* _TASK PROMPT_
Below is a block of records. Copy every line in it that contains the word "open".

* _DATASET_
------------------------------

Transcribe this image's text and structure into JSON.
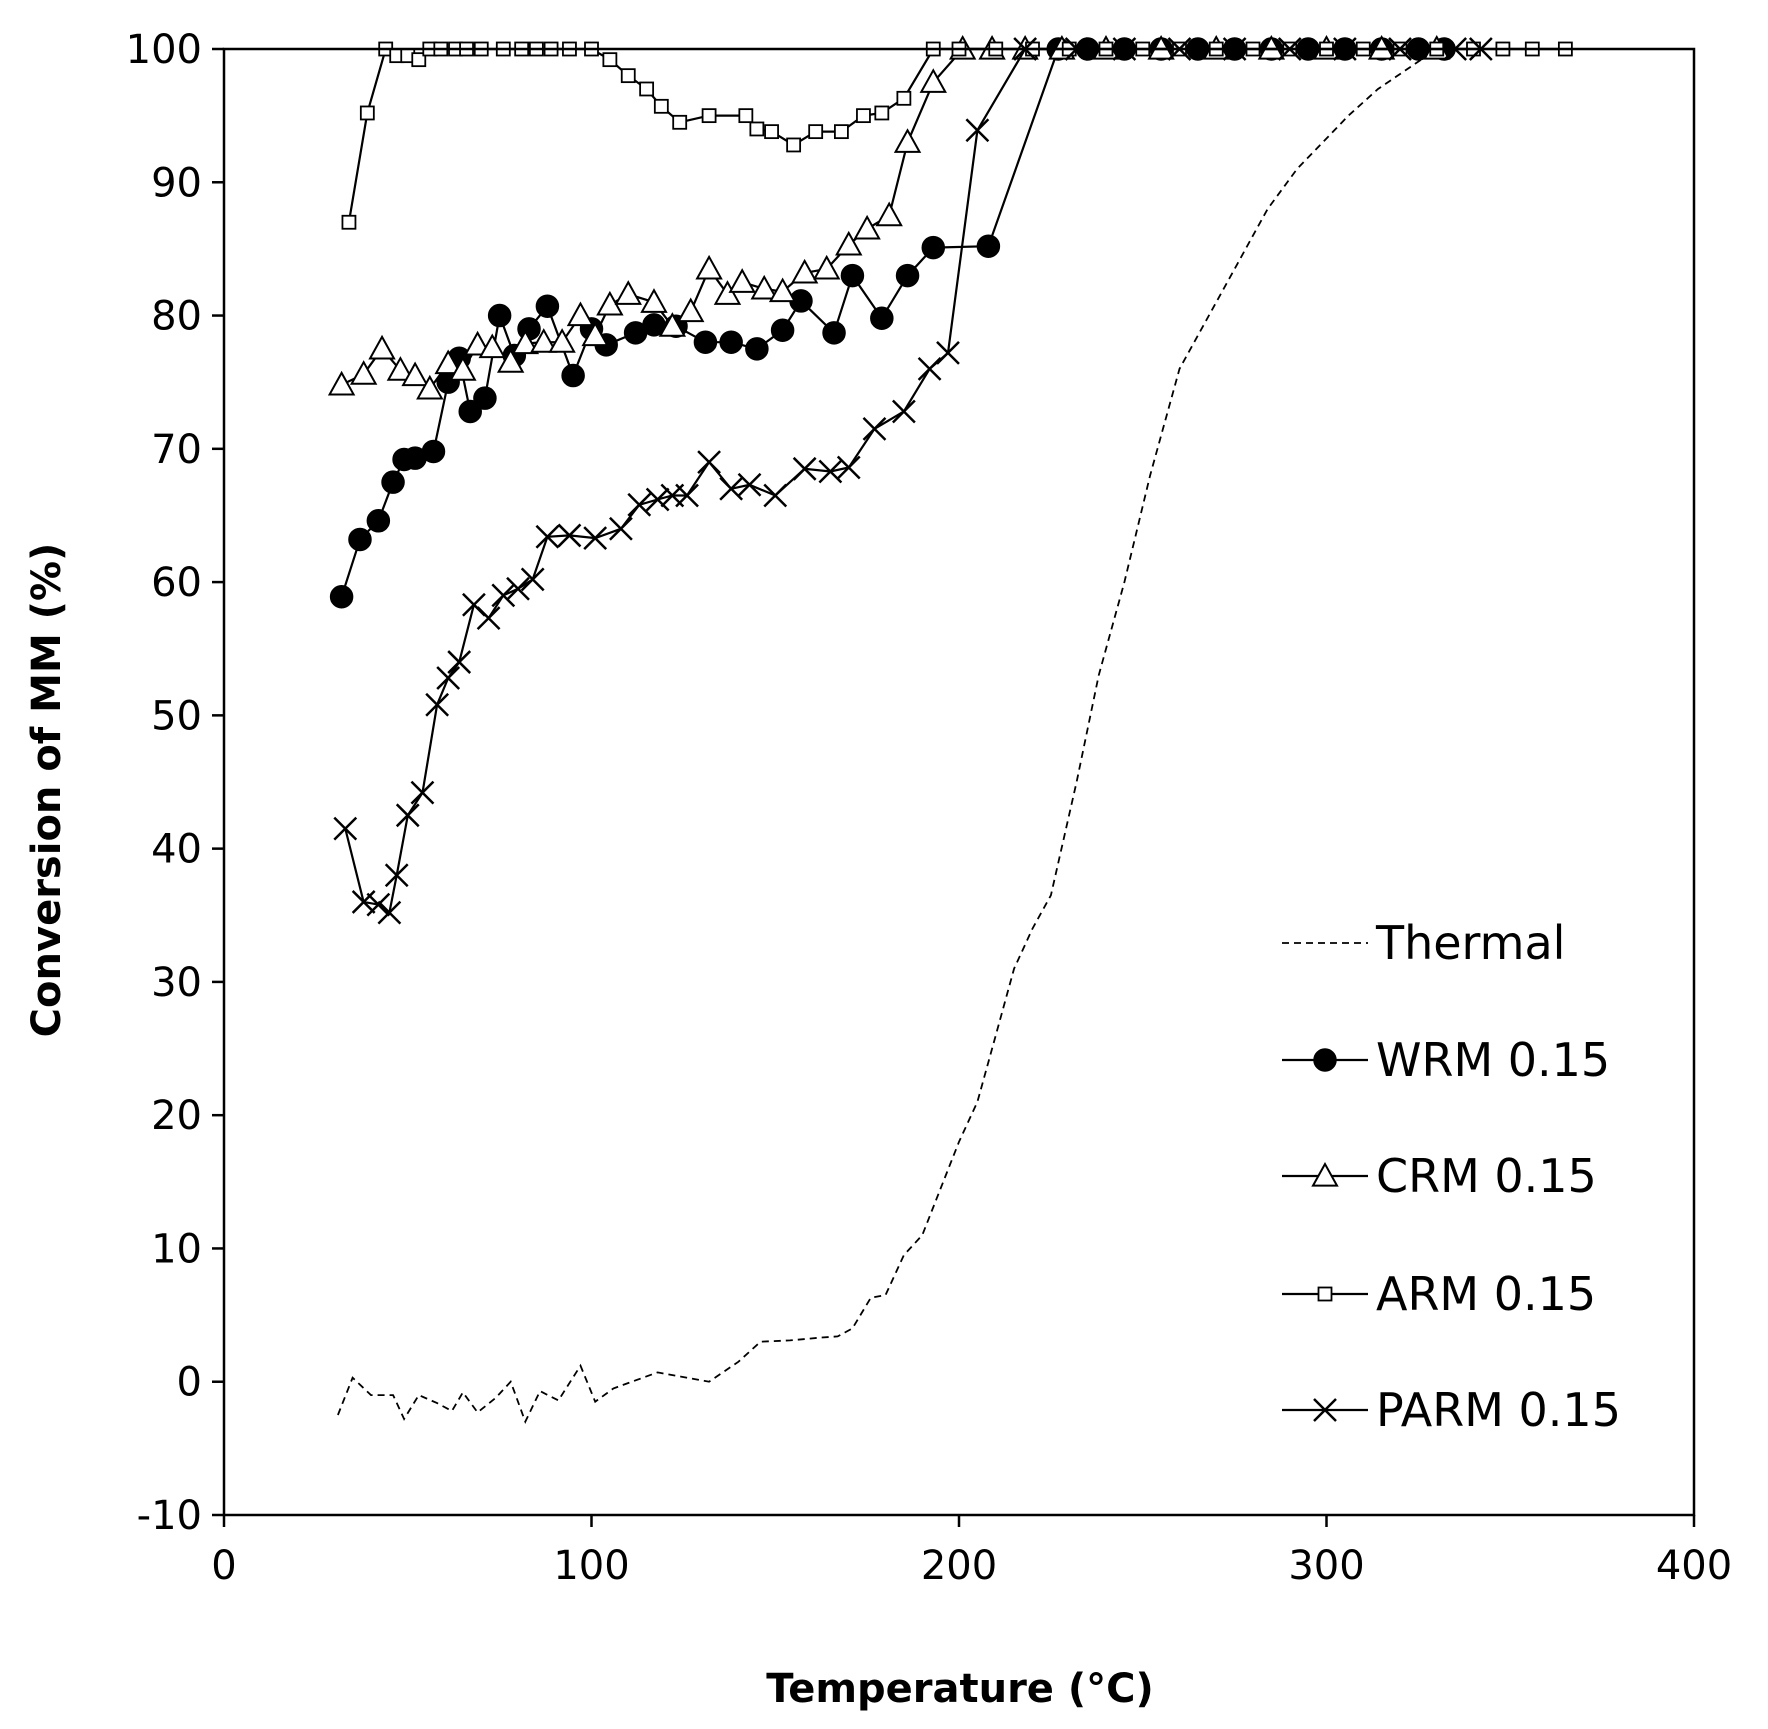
{
  "chart_data": {
    "type": "line",
    "title": "",
    "xlabel": "Temperature (°C)",
    "ylabel": "Conversion of MM (%)",
    "xlim": [
      0,
      400
    ],
    "ylim": [
      -10,
      100
    ],
    "xticks": [
      0,
      100,
      200,
      300,
      400
    ],
    "yticks": [
      -10,
      0,
      10,
      20,
      30,
      40,
      50,
      60,
      70,
      80,
      90,
      100
    ],
    "grid": false,
    "legend_position": "bottom-right",
    "series": [
      {
        "name": "Thermal",
        "style": "dashed",
        "marker": "none",
        "x": [
          31,
          35,
          40,
          46,
          49,
          53,
          58,
          62,
          65,
          69,
          74,
          78,
          82,
          86,
          91,
          97,
          101,
          106,
          111,
          118,
          124,
          132,
          140,
          146,
          154,
          162,
          167,
          171,
          176,
          180,
          185,
          190,
          195,
          200,
          205,
          210,
          215,
          220,
          225,
          232,
          238,
          245,
          252,
          260,
          268,
          276,
          284,
          292,
          299,
          306,
          314,
          322,
          330,
          338,
          345
        ],
        "y": [
          -2.5,
          0.3,
          -1,
          -1,
          -2.8,
          -1,
          -1.6,
          -2.2,
          -0.8,
          -2.3,
          -1.2,
          0,
          -3,
          -0.7,
          -1.4,
          1.2,
          -1.5,
          -0.5,
          0,
          0.7,
          0.4,
          0,
          1.5,
          3,
          3.1,
          3.3,
          3.4,
          4,
          6.3,
          6.5,
          9.5,
          11,
          14.5,
          18,
          21,
          26,
          31,
          34,
          36.5,
          45,
          53,
          60,
          68,
          76,
          80,
          84,
          88,
          91,
          93,
          95,
          97,
          98.5,
          100,
          100,
          100
        ]
      },
      {
        "name": "WRM 0.15",
        "style": "solid",
        "marker": "filled-circle",
        "x": [
          32,
          37,
          42,
          46,
          49,
          52,
          57,
          61,
          64,
          67,
          71,
          75,
          79,
          83,
          88,
          95,
          100,
          104,
          112,
          117,
          123,
          131,
          138,
          145,
          152,
          157,
          166,
          171,
          179,
          186,
          193,
          208,
          227,
          235,
          245,
          255,
          265,
          275,
          285,
          295,
          305,
          315,
          325,
          332
        ],
        "y": [
          58.9,
          63.2,
          64.6,
          67.5,
          69.2,
          69.3,
          69.8,
          75,
          76.8,
          72.8,
          73.8,
          80,
          77,
          79,
          80.7,
          75.5,
          79,
          77.8,
          78.7,
          79.3,
          79.2,
          78,
          78,
          77.5,
          78.9,
          81.1,
          78.7,
          83,
          79.8,
          83,
          85.1,
          85.2,
          100,
          100,
          100,
          100,
          100,
          100,
          100,
          100,
          100,
          100,
          100,
          100
        ]
      },
      {
        "name": "CRM 0.15",
        "style": "solid",
        "marker": "open-triangle",
        "x": [
          32,
          38,
          43,
          48,
          52,
          56,
          61,
          65,
          69,
          73,
          78,
          82,
          87,
          92,
          97,
          101,
          105,
          110,
          117,
          122,
          127,
          132,
          137,
          141,
          147,
          152,
          158,
          164,
          170,
          175,
          181,
          186,
          193,
          201,
          209,
          218,
          228,
          240,
          255,
          270,
          285,
          300,
          315,
          330
        ],
        "y": [
          74.8,
          75.6,
          77.5,
          75.9,
          75.5,
          74.5,
          76.4,
          75.9,
          77.8,
          77.6,
          76.5,
          77.9,
          78,
          78,
          80,
          78.5,
          80.8,
          81.6,
          81,
          79.2,
          80.3,
          83.5,
          81.6,
          82.5,
          82,
          81.8,
          83.2,
          83.5,
          85.3,
          86.5,
          87.5,
          93,
          97.5,
          100,
          100,
          100,
          100,
          100,
          100,
          100,
          100,
          100,
          100,
          100
        ]
      },
      {
        "name": "ARM 0.15",
        "style": "solid",
        "marker": "open-square",
        "x": [
          34,
          39,
          44,
          47,
          50,
          53,
          56,
          59,
          63,
          66,
          70,
          76,
          81,
          85,
          89,
          94,
          100,
          105,
          110,
          115,
          119,
          124,
          132,
          142,
          145,
          149,
          155,
          161,
          168,
          174,
          179,
          185,
          193,
          200,
          210,
          220,
          230,
          240,
          250,
          260,
          270,
          280,
          290,
          300,
          310,
          320,
          330,
          340,
          348,
          356,
          365
        ],
        "y": [
          87,
          95.2,
          100,
          99.5,
          99.5,
          99.2,
          100,
          100,
          100,
          100,
          100,
          100,
          100,
          100,
          100,
          100,
          100,
          99.2,
          98,
          97,
          95.7,
          94.5,
          95,
          95,
          94,
          93.8,
          92.8,
          93.8,
          93.8,
          95,
          95.2,
          96.3,
          100,
          100,
          100,
          100,
          100,
          100,
          100,
          100,
          100,
          100,
          100,
          100,
          100,
          100,
          100,
          100,
          100,
          100,
          100
        ]
      },
      {
        "name": "PARM 0.15",
        "style": "solid",
        "marker": "x",
        "x": [
          33,
          38,
          42,
          45,
          47,
          50,
          54,
          58,
          61,
          64,
          68,
          72,
          76,
          80,
          84,
          88,
          94,
          101,
          108,
          113,
          118,
          122,
          126,
          132,
          138,
          143,
          150,
          158,
          165,
          170,
          177,
          185,
          192,
          197,
          205,
          218,
          232,
          245,
          260,
          275,
          290,
          305,
          320,
          335,
          342
        ],
        "y": [
          41.5,
          36,
          35.8,
          35.2,
          38,
          42.5,
          44.2,
          50.8,
          52.8,
          54,
          58.3,
          57.3,
          59,
          59.5,
          60.2,
          63.4,
          63.5,
          63.3,
          64,
          65.8,
          66.2,
          66.5,
          66.5,
          69,
          67,
          67.3,
          66.5,
          68.5,
          68.3,
          68.6,
          71.5,
          72.8,
          76,
          77.2,
          93.9,
          100,
          100,
          100,
          100,
          100,
          100,
          100,
          100,
          100,
          100
        ]
      }
    ]
  }
}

------------------------------

* _SOLUTION FOR THIS TASK_
        "marker": "open-triangle",
        "marker": "open-square",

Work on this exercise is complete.